## GIVEN PROBLEM
Transcribe every line, keeping it exact.

[Items from a data source]
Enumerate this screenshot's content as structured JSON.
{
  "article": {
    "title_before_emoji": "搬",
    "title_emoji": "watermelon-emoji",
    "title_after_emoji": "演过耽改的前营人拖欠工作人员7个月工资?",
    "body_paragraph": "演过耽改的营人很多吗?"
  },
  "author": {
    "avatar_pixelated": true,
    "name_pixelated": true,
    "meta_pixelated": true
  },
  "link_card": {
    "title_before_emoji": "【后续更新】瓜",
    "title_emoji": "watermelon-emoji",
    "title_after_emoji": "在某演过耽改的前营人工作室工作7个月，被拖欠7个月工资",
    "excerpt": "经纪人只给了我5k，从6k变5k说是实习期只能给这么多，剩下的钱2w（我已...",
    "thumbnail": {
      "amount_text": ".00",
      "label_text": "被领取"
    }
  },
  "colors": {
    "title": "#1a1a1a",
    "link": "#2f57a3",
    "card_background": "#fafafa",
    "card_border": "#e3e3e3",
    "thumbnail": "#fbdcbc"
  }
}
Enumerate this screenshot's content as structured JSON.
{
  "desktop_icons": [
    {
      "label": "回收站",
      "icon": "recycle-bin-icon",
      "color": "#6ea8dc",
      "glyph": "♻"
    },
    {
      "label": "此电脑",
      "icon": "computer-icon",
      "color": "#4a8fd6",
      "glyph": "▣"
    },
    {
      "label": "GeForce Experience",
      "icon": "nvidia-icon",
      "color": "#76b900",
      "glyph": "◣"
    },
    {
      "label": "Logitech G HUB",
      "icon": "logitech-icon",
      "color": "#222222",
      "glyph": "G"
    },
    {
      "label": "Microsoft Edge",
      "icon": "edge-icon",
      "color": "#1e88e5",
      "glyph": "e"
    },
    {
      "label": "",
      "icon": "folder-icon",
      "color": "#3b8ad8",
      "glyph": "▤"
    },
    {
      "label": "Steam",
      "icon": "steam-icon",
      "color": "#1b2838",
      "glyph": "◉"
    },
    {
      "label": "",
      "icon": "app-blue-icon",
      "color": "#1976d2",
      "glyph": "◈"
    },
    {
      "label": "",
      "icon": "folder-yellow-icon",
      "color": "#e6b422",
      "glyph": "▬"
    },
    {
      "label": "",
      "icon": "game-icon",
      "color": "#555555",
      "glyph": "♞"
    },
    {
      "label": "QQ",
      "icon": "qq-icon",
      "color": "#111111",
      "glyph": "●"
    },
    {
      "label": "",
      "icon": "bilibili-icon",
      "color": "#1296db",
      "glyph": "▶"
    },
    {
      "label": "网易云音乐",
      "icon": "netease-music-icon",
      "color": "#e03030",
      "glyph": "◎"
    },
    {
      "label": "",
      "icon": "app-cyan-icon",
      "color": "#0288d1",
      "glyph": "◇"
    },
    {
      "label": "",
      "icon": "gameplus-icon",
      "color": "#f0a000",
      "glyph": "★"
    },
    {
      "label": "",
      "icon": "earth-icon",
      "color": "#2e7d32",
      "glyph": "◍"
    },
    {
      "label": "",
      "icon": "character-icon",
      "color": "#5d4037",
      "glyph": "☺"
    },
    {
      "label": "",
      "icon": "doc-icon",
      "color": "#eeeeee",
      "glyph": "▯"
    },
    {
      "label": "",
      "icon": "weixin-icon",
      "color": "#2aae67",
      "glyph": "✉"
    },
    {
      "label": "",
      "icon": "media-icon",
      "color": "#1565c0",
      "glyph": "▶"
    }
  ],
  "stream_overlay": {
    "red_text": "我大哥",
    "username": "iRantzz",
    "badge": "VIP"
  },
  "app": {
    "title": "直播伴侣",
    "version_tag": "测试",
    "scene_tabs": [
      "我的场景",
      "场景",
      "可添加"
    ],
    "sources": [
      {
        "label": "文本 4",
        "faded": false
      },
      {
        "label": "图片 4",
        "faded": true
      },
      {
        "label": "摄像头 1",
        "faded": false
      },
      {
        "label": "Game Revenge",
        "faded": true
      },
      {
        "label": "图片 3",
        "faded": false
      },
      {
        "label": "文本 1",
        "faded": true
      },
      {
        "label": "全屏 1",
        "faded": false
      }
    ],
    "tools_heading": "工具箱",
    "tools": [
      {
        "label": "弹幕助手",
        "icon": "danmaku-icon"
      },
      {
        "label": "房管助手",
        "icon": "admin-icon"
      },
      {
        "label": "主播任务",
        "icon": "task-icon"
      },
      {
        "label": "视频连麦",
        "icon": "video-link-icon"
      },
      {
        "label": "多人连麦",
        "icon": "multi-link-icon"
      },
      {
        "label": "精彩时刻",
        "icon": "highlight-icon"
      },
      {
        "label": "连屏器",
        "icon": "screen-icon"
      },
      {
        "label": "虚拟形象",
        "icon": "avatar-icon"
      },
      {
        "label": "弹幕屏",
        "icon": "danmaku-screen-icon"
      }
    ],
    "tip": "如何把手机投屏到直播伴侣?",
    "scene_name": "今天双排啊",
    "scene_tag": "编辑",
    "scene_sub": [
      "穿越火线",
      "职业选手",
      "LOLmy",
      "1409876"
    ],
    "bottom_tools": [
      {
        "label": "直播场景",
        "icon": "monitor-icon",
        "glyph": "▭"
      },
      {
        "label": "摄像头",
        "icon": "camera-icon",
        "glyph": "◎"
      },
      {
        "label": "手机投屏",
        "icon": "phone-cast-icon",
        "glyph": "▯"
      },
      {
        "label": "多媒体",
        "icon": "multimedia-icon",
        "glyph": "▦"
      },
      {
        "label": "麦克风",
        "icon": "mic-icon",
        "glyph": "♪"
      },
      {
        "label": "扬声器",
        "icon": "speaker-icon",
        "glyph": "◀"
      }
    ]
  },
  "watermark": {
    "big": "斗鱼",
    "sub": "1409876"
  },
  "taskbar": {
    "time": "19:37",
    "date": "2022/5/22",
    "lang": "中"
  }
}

## FINAL RESULT
Enumerate this screenshot's content as structured JSON.
{
  "article": {
    "title_before_emoji": "搬",
    "title_emoji": "watermelon-emoji",
    "title_after_emoji": "演过耽改的前营人拖欠工作人员7个月工资?",
    "body_paragraph": "演过耽改的营人很多吗?"
  },
  "author": {
    "avatar_pixelated": true,
    "name_pixelated": true,
    "meta_pixelated": true
  },
  "link_card": {
    "title_before_emoji": "【后续更新】瓜",
    "title_emoji": "watermelon-emoji",
    "title_after_emoji": "在某演过耽改的前营人工作室工作7个月，被拖欠7个月工资",
    "excerpt": "经纪人只给了我5k，从6k变5k说是实习期只能给这么多，剩下的钱2w（我已...",
    "thumbnail": {
      "amount_text": ".00",
      "label_text": "被领取"
    }
  },
  "colors": {
    "title": "#1a1a1a",
    "link": "#2f57a3",
    "card_background": "#fafafa",
    "card_border": "#e3e3e3",
    "thumbnail": "#fbdcbc"
  }
}
Enumerate this screenshot's content as structured JSON.
{
  "desktop_icons": [
    {
      "label": "回收站",
      "icon": "recycle-bin-icon",
      "color": "#6ea8dc",
      "glyph": "♻"
    },
    {
      "label": "此电脑",
      "icon": "computer-icon",
      "color": "#4a8fd6",
      "glyph": "▣"
    },
    {
      "label": "GeForce Experience",
      "icon": "nvidia-icon",
      "color": "#76b900",
      "glyph": "◣"
    },
    {
      "label": "Logitech G HUB",
      "icon": "logitech-icon",
      "color": "#222222",
      "glyph": "G"
    },
    {
      "label": "Microsoft Edge",
      "icon": "edge-icon",
      "color": "#1e88e5",
      "glyph": "e"
    },
    {
      "label": "",
      "icon": "folder-icon",
      "color": "#3b8ad8",
      "glyph": "▤"
    },
    {
      "label": "Steam",
      "icon": "steam-icon",
      "color": "#1b2838",
      "glyph": "◉"
    },
    {
      "label": "",
      "icon": "app-blue-icon",
      "color": "#1976d2",
      "glyph": "◈"
    },
    {
      "label": "",
      "icon": "folder-yellow-icon",
      "color": "#e6b422",
      "glyph": "▬"
    },
    {
      "label": "",
      "icon": "game-icon",
      "color": "#555555",
      "glyph": "♞"
    },
    {
      "label": "QQ",
      "icon": "qq-icon",
      "color": "#111111",
      "glyph": "●"
    },
    {
      "label": "",
      "icon": "bilibili-icon",
      "color": "#1296db",
      "glyph": "▶"
    },
    {
      "label": "网易云音乐",
      "icon": "netease-music-icon",
      "color": "#e03030",
      "glyph": "◎"
    },
    {
      "label": "",
      "icon": "app-cyan-icon",
      "color": "#0288d1",
      "glyph": "◇"
    },
    {
      "label": "",
      "icon": "gameplus-icon",
      "color": "#f0a000",
      "glyph": "★"
    },
    {
      "label": "",
      "icon": "earth-icon",
      "color": "#2e7d32",
      "glyph": "◍"
    },
    {
      "label": "",
      "icon": "character-icon",
      "color": "#5d4037",
      "glyph": "☺"
    },
    {
      "label": "",
      "icon": "doc-icon",
      "color": "#eeeeee",
      "glyph": "▯"
    },
    {
      "label": "",
      "icon": "weixin-icon",
      "color": "#2aae67",
      "glyph": "✉"
    },
    {
      "label": "",
      "icon": "media-icon",
      "color": "#1565c0",
      "glyph": "▶"
    }
  ],
  "stream_overlay": {
    "red_text": "我大哥",
    "username": "iRantzz",
    "badge": "VIP"
  },
  "app": {
    "title": "直播伴侣",
    "version_tag": "测试",
    "scene_tabs": [
      "我的场景",
      "场景",
      "可添加"
    ],
    "sources": [
      {
        "label": "文本 4",
        "faded": false
      },
      {
        "label": "图片 4",
        "faded": true
      },
      {
        "label": "摄像头 1",
        "faded": false
      },
      {
        "label": "Game Revenge",
        "faded": true
      },
      {
        "label": "图片 3",
        "faded": false
      },
      {
        "label": "文本 1",
        "faded": true
      },
      {
        "label": "全屏 1",
        "faded": false
      }
    ],
    "tools_heading": "工具箱",
    "tools": [
      {
        "label": "弹幕助手",
        "icon": "danmaku-icon"
      },
      {
        "label": "房管助手",
        "icon": "admin-icon"
      },
      {
        "label": "主播任务",
        "icon": "task-icon"
      },
      {
        "label": "视频连麦",
        "icon": "video-link-icon"
      },
      {
        "label": "多人连麦",
        "icon": "multi-link-icon"
      },
      {
        "label": "精彩时刻",
        "icon": "highlight-icon"
      },
      {
        "label": "连屏器",
        "icon": "screen-icon"
      },
      {
        "label": "虚拟形象",
        "icon": "avatar-icon"
      },
      {
        "label": "弹幕屏",
        "icon": "danmaku-screen-icon"
      }
    ],
    "tip": "如何把手机投屏到直播伴侣?",
    "scene_name": "今天双排啊",
    "scene_tag": "编辑",
    "scene_sub": [
      "穿越火线",
      "职业选手",
      "LOLmy",
      "1409876"
    ],
    "bottom_tools": [
      {
        "label": "直播场景",
        "icon": "monitor-icon",
        "glyph": "▭"
      },
      {
        "label": "摄像头",
        "icon": "camera-icon",
        "glyph": "◎"
      },
      {
        "label": "手机投屏",
        "icon": "phone-cast-icon",
        "glyph": "▯"
      },
      {
        "label": "多媒体",
        "icon": "multimedia-icon",
        "glyph": "▦"
      },
      {
        "label": "麦克风",
        "icon": "mic-icon",
        "glyph": "♪"
      },
      {
        "label": "扬声器",
        "icon": "speaker-icon",
        "glyph": "◀"
      }
    ]
  },
  "watermark": {
    "big": "斗鱼",
    "sub": "1409876"
  },
  "taskbar": {
    "time": "19:37",
    "date": "2022/5/22",
    "lang": "中"
  }
}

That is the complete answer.